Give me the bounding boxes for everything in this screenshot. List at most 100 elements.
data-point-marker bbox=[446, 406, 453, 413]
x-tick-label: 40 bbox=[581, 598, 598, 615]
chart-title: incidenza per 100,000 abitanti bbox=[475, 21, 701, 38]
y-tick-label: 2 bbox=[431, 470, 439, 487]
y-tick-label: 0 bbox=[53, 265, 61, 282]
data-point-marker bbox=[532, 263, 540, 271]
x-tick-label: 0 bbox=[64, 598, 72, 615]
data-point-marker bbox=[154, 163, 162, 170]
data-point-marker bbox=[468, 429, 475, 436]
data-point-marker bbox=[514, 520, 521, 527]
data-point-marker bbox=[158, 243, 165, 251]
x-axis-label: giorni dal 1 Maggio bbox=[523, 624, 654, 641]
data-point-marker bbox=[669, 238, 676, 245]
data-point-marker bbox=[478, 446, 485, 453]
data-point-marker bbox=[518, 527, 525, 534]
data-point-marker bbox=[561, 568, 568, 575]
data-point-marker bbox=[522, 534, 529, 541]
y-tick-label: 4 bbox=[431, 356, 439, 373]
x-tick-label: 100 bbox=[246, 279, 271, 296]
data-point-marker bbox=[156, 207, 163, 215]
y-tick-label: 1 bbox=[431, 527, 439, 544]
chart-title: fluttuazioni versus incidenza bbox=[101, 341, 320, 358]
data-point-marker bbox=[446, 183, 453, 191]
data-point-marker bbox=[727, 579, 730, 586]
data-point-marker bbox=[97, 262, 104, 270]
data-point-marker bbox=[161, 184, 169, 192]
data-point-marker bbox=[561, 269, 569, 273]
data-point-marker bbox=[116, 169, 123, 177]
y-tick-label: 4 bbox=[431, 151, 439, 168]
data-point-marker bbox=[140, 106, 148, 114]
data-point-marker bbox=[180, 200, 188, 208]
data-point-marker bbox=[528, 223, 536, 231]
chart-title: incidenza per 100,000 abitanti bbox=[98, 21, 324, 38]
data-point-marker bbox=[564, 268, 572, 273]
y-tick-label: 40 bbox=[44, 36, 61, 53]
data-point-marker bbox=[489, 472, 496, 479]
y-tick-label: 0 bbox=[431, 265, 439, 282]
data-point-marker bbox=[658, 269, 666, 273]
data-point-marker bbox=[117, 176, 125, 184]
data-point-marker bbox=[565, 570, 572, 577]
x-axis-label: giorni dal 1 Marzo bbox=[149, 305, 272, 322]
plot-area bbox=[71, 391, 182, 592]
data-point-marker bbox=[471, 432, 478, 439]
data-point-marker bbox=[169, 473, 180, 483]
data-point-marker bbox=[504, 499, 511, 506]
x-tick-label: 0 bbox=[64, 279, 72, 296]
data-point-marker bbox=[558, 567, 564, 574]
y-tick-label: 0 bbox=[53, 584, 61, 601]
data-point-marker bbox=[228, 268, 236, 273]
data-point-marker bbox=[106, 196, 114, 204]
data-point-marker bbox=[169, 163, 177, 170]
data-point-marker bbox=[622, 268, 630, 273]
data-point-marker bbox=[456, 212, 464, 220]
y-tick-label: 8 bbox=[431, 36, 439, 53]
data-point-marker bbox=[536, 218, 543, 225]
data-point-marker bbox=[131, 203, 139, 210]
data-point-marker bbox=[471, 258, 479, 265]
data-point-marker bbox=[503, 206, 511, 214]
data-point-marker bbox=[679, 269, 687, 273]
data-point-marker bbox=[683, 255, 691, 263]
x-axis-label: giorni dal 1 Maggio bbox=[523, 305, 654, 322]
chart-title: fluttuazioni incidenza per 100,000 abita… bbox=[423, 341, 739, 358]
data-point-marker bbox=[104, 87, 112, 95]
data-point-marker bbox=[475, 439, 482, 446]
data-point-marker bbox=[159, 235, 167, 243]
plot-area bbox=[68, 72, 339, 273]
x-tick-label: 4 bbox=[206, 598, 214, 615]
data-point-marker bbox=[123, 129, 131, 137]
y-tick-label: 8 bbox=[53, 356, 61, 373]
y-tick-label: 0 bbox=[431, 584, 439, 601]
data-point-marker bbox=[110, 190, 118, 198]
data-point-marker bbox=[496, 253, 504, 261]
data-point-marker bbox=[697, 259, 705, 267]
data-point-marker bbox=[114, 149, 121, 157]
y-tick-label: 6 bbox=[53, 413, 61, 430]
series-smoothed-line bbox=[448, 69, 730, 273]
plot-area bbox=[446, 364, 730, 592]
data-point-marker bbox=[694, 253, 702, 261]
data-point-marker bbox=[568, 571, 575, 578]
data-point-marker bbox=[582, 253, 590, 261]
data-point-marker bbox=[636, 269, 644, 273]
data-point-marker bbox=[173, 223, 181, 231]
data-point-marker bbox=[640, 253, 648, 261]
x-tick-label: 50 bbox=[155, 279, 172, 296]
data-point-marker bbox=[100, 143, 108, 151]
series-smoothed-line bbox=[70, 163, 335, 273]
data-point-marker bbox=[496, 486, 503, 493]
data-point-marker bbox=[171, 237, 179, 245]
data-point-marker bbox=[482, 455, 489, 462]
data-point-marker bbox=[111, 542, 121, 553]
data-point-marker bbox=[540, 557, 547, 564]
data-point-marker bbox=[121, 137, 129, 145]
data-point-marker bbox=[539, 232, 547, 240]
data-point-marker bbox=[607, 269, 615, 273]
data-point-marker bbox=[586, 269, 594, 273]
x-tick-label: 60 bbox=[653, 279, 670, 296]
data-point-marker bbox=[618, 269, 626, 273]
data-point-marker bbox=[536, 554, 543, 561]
--------------------
**任务说明**
请将以上数据全部改写一遍，把其中的“chart-title”一律换成“plot-title”，其余内容保持不变。

**输出如下**
Give me the bounding boxes for everything in this screenshot. List at most 100 elements.
data-point-marker bbox=[446, 406, 453, 413]
x-tick-label: 40 bbox=[581, 598, 598, 615]
plot-title: incidenza per 100,000 abitanti bbox=[475, 21, 701, 38]
y-tick-label: 2 bbox=[431, 470, 439, 487]
y-tick-label: 0 bbox=[53, 265, 61, 282]
data-point-marker bbox=[532, 263, 540, 271]
x-tick-label: 0 bbox=[64, 598, 72, 615]
data-point-marker bbox=[154, 163, 162, 170]
data-point-marker bbox=[468, 429, 475, 436]
data-point-marker bbox=[514, 520, 521, 527]
data-point-marker bbox=[158, 243, 165, 251]
x-axis-label: giorni dal 1 Maggio bbox=[523, 624, 654, 641]
data-point-marker bbox=[669, 238, 676, 245]
data-point-marker bbox=[478, 446, 485, 453]
data-point-marker bbox=[518, 527, 525, 534]
data-point-marker bbox=[561, 568, 568, 575]
data-point-marker bbox=[522, 534, 529, 541]
y-tick-label: 4 bbox=[431, 356, 439, 373]
x-tick-label: 100 bbox=[246, 279, 271, 296]
data-point-marker bbox=[156, 207, 163, 215]
y-tick-label: 1 bbox=[431, 527, 439, 544]
plot-title: fluttuazioni versus incidenza bbox=[101, 341, 320, 358]
data-point-marker bbox=[446, 183, 453, 191]
data-point-marker bbox=[727, 579, 730, 586]
data-point-marker bbox=[97, 262, 104, 270]
data-point-marker bbox=[161, 184, 169, 192]
data-point-marker bbox=[561, 269, 569, 273]
data-point-marker bbox=[116, 169, 123, 177]
y-tick-label: 4 bbox=[431, 151, 439, 168]
data-point-marker bbox=[140, 106, 148, 114]
data-point-marker bbox=[180, 200, 188, 208]
data-point-marker bbox=[528, 223, 536, 231]
plot-title: incidenza per 100,000 abitanti bbox=[98, 21, 324, 38]
data-point-marker bbox=[564, 268, 572, 273]
y-tick-label: 40 bbox=[44, 36, 61, 53]
data-point-marker bbox=[489, 472, 496, 479]
y-tick-label: 0 bbox=[431, 265, 439, 282]
data-point-marker bbox=[658, 269, 666, 273]
data-point-marker bbox=[117, 176, 125, 184]
data-point-marker bbox=[565, 570, 572, 577]
x-axis-label: giorni dal 1 Marzo bbox=[149, 305, 272, 322]
plot-area bbox=[71, 391, 182, 592]
data-point-marker bbox=[471, 432, 478, 439]
data-point-marker bbox=[169, 473, 180, 483]
data-point-marker bbox=[504, 499, 511, 506]
x-tick-label: 0 bbox=[64, 279, 72, 296]
data-point-marker bbox=[558, 567, 564, 574]
y-tick-label: 0 bbox=[53, 584, 61, 601]
data-point-marker bbox=[228, 268, 236, 273]
data-point-marker bbox=[106, 196, 114, 204]
data-point-marker bbox=[169, 163, 177, 170]
data-point-marker bbox=[622, 268, 630, 273]
data-point-marker bbox=[456, 212, 464, 220]
y-tick-label: 8 bbox=[431, 36, 439, 53]
data-point-marker bbox=[536, 218, 543, 225]
data-point-marker bbox=[131, 203, 139, 210]
data-point-marker bbox=[471, 258, 479, 265]
data-point-marker bbox=[503, 206, 511, 214]
data-point-marker bbox=[679, 269, 687, 273]
data-point-marker bbox=[683, 255, 691, 263]
x-axis-label: giorni dal 1 Maggio bbox=[523, 305, 654, 322]
plot-title: fluttuazioni incidenza per 100,000 abita… bbox=[423, 341, 739, 358]
data-point-marker bbox=[104, 87, 112, 95]
data-point-marker bbox=[475, 439, 482, 446]
data-point-marker bbox=[159, 235, 167, 243]
plot-area bbox=[68, 72, 339, 273]
x-tick-label: 4 bbox=[206, 598, 214, 615]
data-point-marker bbox=[123, 129, 131, 137]
y-tick-label: 8 bbox=[53, 356, 61, 373]
y-tick-label: 0 bbox=[431, 584, 439, 601]
data-point-marker bbox=[110, 190, 118, 198]
data-point-marker bbox=[496, 253, 504, 261]
data-point-marker bbox=[697, 259, 705, 267]
data-point-marker bbox=[114, 149, 121, 157]
y-tick-label: 6 bbox=[53, 413, 61, 430]
series-smoothed-line bbox=[448, 69, 730, 273]
plot-area bbox=[446, 364, 730, 592]
data-point-marker bbox=[694, 253, 702, 261]
data-point-marker bbox=[568, 571, 575, 578]
data-point-marker bbox=[582, 253, 590, 261]
data-point-marker bbox=[636, 269, 644, 273]
data-point-marker bbox=[173, 223, 181, 231]
data-point-marker bbox=[640, 253, 648, 261]
x-tick-label: 50 bbox=[155, 279, 172, 296]
data-point-marker bbox=[100, 143, 108, 151]
series-smoothed-line bbox=[70, 163, 335, 273]
data-point-marker bbox=[496, 486, 503, 493]
data-point-marker bbox=[171, 237, 179, 245]
data-point-marker bbox=[482, 455, 489, 462]
data-point-marker bbox=[111, 542, 121, 553]
data-point-marker bbox=[540, 557, 547, 564]
data-point-marker bbox=[121, 137, 129, 145]
data-point-marker bbox=[539, 232, 547, 240]
data-point-marker bbox=[607, 269, 615, 273]
data-point-marker bbox=[586, 269, 594, 273]
x-tick-label: 60 bbox=[653, 279, 670, 296]
data-point-marker bbox=[618, 269, 626, 273]
data-point-marker bbox=[536, 554, 543, 561]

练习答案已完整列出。